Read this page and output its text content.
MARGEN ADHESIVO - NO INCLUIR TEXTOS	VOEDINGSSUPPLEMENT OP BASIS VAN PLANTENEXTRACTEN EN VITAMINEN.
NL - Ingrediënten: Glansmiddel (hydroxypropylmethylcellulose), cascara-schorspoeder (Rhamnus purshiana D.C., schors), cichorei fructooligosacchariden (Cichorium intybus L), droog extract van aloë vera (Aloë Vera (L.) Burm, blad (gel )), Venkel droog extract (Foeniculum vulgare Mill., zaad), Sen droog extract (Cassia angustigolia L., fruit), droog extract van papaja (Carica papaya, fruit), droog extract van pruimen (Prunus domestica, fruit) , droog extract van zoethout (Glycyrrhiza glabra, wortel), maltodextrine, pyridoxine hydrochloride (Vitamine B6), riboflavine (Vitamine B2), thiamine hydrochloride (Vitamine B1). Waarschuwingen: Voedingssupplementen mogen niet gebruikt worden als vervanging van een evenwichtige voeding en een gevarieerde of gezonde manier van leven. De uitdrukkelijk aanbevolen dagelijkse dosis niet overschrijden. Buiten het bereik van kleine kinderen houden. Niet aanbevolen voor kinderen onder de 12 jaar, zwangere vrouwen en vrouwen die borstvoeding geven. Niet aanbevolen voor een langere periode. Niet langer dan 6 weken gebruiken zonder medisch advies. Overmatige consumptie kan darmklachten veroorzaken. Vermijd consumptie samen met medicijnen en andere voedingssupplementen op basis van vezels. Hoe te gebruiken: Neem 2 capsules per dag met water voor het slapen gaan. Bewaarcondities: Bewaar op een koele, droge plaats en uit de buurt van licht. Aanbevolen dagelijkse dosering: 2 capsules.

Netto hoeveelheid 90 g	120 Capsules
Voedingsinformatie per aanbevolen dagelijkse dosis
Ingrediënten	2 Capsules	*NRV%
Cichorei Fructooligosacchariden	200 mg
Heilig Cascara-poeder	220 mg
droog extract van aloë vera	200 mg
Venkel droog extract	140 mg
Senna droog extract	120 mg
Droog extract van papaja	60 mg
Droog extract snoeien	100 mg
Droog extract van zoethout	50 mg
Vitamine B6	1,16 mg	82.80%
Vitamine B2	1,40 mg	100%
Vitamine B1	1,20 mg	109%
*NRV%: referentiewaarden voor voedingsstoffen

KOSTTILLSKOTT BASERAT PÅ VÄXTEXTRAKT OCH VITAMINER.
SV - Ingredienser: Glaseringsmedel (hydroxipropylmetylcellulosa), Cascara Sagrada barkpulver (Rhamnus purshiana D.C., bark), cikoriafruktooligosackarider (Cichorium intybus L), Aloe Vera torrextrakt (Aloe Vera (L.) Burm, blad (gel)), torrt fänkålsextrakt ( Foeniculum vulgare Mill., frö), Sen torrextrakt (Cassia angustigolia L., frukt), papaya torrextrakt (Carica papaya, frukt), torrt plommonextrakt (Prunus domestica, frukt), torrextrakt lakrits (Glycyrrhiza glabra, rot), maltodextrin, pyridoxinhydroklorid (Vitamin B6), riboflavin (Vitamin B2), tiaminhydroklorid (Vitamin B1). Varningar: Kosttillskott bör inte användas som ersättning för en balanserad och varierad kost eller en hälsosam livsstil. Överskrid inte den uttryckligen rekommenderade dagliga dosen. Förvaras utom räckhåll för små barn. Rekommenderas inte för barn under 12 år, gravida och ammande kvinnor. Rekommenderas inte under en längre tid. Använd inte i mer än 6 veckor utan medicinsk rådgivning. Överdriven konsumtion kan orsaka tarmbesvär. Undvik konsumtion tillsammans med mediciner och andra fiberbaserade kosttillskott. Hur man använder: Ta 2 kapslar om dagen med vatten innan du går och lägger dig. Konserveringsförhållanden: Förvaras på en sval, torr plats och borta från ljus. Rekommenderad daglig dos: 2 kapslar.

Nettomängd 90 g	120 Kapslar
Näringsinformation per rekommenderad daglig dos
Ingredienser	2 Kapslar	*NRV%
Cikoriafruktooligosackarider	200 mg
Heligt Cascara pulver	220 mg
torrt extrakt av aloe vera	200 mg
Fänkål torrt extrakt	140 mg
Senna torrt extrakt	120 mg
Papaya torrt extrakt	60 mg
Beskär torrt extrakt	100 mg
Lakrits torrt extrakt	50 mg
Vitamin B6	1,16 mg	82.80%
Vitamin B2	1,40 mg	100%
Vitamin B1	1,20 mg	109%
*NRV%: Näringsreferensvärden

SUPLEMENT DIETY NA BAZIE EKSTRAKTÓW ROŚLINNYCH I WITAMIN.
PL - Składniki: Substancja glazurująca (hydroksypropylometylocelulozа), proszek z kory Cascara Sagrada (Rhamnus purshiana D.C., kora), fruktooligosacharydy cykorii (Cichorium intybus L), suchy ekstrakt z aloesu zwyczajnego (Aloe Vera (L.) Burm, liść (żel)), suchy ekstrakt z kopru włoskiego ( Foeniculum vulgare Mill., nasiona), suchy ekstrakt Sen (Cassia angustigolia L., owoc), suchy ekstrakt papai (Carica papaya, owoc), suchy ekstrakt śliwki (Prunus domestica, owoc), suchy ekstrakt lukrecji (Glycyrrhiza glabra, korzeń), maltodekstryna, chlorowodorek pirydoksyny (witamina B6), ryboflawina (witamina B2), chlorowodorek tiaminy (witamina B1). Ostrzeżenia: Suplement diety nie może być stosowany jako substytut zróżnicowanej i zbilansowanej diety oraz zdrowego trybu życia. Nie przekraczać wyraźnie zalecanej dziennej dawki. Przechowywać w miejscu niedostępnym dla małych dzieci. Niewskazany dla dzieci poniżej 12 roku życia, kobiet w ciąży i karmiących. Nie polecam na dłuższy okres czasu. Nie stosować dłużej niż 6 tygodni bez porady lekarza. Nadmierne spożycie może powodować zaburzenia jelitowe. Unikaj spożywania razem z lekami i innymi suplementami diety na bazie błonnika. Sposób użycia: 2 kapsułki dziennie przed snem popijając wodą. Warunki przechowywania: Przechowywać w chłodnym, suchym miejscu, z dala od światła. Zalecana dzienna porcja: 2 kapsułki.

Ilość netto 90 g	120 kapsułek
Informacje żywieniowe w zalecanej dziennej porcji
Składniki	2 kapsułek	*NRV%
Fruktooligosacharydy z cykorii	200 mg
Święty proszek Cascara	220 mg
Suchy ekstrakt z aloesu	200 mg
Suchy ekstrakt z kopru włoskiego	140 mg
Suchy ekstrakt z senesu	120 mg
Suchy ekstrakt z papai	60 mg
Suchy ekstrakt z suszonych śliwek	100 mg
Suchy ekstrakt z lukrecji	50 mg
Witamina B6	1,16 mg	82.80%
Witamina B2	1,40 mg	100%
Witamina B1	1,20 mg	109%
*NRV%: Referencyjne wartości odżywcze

────────

Copy every record above exactly as it appears.

**In response:**
Read this page and output its text content.
MARGEN ADHESIVO - NO INCLUIR TEXTOS	VOEDINGSSUPPLEMENT OP BASIS VAN PLANTENEXTRACTEN EN VITAMINEN.
NL - Ingrediënten: Glansmiddel (hydroxypropylmethylcellulose), cascara-schorspoeder (Rhamnus purshiana D.C., schors), cichorei fructooligosacchariden (Cichorium intybus L), droog extract van aloë vera (Aloë Vera (L.) Burm, blad (gel )), Venkel droog extract (Foeniculum vulgare Mill., zaad), Sen droog extract (Cassia angustigolia L., fruit), droog extract van papaja (Carica papaya, fruit), droog extract van pruimen (Prunus domestica, fruit) , droog extract van zoethout (Glycyrrhiza glabra, wortel), maltodextrine, pyridoxine hydrochloride (Vitamine B6), riboflavine (Vitamine B2), thiamine hydrochloride (Vitamine B1). Waarschuwingen: Voedingssupplementen mogen niet gebruikt worden als vervanging van een evenwichtige voeding en een gevarieerde of gezonde manier van leven. De uitdrukkelijk aanbevolen dagelijkse dosis niet overschrijden. Buiten het bereik van kleine kinderen houden. Niet aanbevolen voor kinderen onder de 12 jaar, zwangere vrouwen en vrouwen die borstvoeding geven. Niet aanbevolen voor een langere periode. Niet langer dan 6 weken gebruiken zonder medisch advies. Overmatige consumptie kan darmklachten veroorzaken. Vermijd consumptie samen met medicijnen en andere voedingssupplementen op basis van vezels. Hoe te gebruiken: Neem 2 capsules per dag met water voor het slapen gaan. Bewaarcondities: Bewaar op een koele, droge plaats en uit de buurt van licht. Aanbevolen dagelijkse dosering: 2 capsules.

Netto hoeveelheid 90 g	120 Capsules
Voedingsinformatie per aanbevolen dagelijkse dosis
Ingrediënten	2 Capsules	*NRV%
Cichorei Fructooligosacchariden	200 mg
Heilig Cascara-poeder	220 mg
droog extract van aloë vera	200 mg
Venkel droog extract	140 mg
Senna droog extract	120 mg
Droog extract van papaja	60 mg
Droog extract snoeien	100 mg
Droog extract van zoethout	50 mg
Vitamine B6	1,16 mg	82.80%
Vitamine B2	1,40 mg	100%
Vitamine B1	1,20 mg	109%
*NRV%: referentiewaarden voor voedingsstoffen

KOSTTILLSKOTT BASERAT PÅ VÄXTEXTRAKT OCH VITAMINER.
SV - Ingredienser: Glaseringsmedel (hydroxipropylmetylcellulosa), Cascara Sagrada barkpulver (Rhamnus purshiana D.C., bark), cikoriafruktooligosackarider (Cichorium intybus L), Aloe Vera torrextrakt (Aloe Vera (L.) Burm, blad (gel)), torrt fänkålsextrakt ( Foeniculum vulgare Mill., frö), Sen torrextrakt (Cassia angustigolia L., frukt), papaya torrextrakt (Carica papaya, frukt), torrt plommonextrakt (Prunus domestica, frukt), torrextrakt lakrits (Glycyrrhiza glabra, rot), maltodextrin, pyridoxinhydroklorid (Vitamin B6), riboflavin (Vitamin B2), tiaminhydroklorid (Vitamin B1). Varningar: Kosttillskott bör inte användas som ersättning för en balanserad och varierad kost eller en hälsosam livsstil. Överskrid inte den uttryckligen rekommenderade dagliga dosen. Förvaras utom räckhåll för små barn. Rekommenderas inte för barn under 12 år, gravida och ammande kvinnor. Rekommenderas inte under en längre tid. Använd inte i mer än 6 veckor utan medicinsk rådgivning. Överdriven konsumtion kan orsaka tarmbesvär. Undvik konsumtion tillsammans med mediciner och andra fiberbaserade kosttillskott. Hur man använder: Ta 2 kapslar om dagen med vatten innan du går och lägger dig. Konserveringsförhållanden: Förvaras på en sval, torr plats och borta från ljus. Rekommenderad daglig dos: 2 kapslar.

Nettomängd 90 g	120 Kapslar
Näringsinformation per rekommenderad daglig dos
Ingredienser	2 Kapslar	*NRV%
Cikoriafruktooligosackarider	200 mg
Heligt Cascara pulver	220 mg
torrt extrakt av aloe vera	200 mg
Fänkål torrt extrakt	140 mg
Senna torrt extrakt	120 mg
Papaya torrt extrakt	60 mg
Beskär torrt extrakt	100 mg
Lakrits torrt extrakt	50 mg
Vitamin B6	1,16 mg	82.80%
Vitamin B2	1,40 mg	100%
Vitamin B1	1,20 mg	109%
*NRV%: Näringsreferensvärden

SUPLEMENT DIETY NA BAZIE EKSTRAKTÓW ROŚLINNYCH I WITAMIN.
PL - Składniki: Substancja glazurująca (hydroksypropylometylocelulozа), proszek z kory Cascara Sagrada (Rhamnus purshiana D.C., kora), fruktooligosacharydy cykorii (Cichorium intybus L), suchy ekstrakt z aloesu zwyczajnego (Aloe Vera (L.) Burm, liść (żel)), suchy ekstrakt z kopru włoskiego ( Foeniculum vulgare Mill., nasiona), suchy ekstrakt Sen (Cassia angustigolia L., owoc), suchy ekstrakt papai (Carica papaya, owoc), suchy ekstrakt śliwki (Prunus domestica, owoc), suchy ekstrakt lukrecji (Glycyrrhiza glabra, korzeń), maltodekstryna, chlorowodorek pirydoksyny (witamina B6), ryboflawina (witamina B2), chlorowodorek tiaminy (witamina B1). Ostrzeżenia: Suplement diety nie może być stosowany jako substytut zróżnicowanej i zbilansowanej diety oraz zdrowego trybu życia. Nie przekraczać wyraźnie zalecanej dziennej dawki. Przechowywać w miejscu niedostępnym dla małych dzieci. Niewskazany dla dzieci poniżej 12 roku życia, kobiet w ciąży i karmiących. Nie polecam na dłuższy okres czasu. Nie stosować dłużej niż 6 tygodni bez porady lekarza. Nadmierne spożycie może powodować zaburzenia jelitowe. Unikaj spożywania razem z lekami i innymi suplementami diety na bazie błonnika. Sposób użycia: 2 kapsułki dziennie przed snem popijając wodą. Warunki przechowywania: Przechowywać w chłodnym, suchym miejscu, z dala od światła. Zalecana dzienna porcja: 2 kapsułki.

Ilość netto 90 g	120 kapsułek
Informacje żywieniowe w zalecanej dziennej porcji
Składniki	2 kapsułek	*NRV%
Fruktooligosacharydy z cykorii	200 mg
Święty proszek Cascara	220 mg
Suchy ekstrakt z aloesu	200 mg
Suchy ekstrakt z kopru włoskiego	140 mg
Suchy ekstrakt z senesu	120 mg
Suchy ekstrakt z papai	60 mg
Suchy ekstrakt z suszonych śliwek	100 mg
Suchy ekstrakt z lukrecji	50 mg
Witamina B6	1,16 mg	82.80%
Witamina B2	1,40 mg	100%
Witamina B1	1,20 mg	109%
*NRV%: Referencyjne wartości odżywcze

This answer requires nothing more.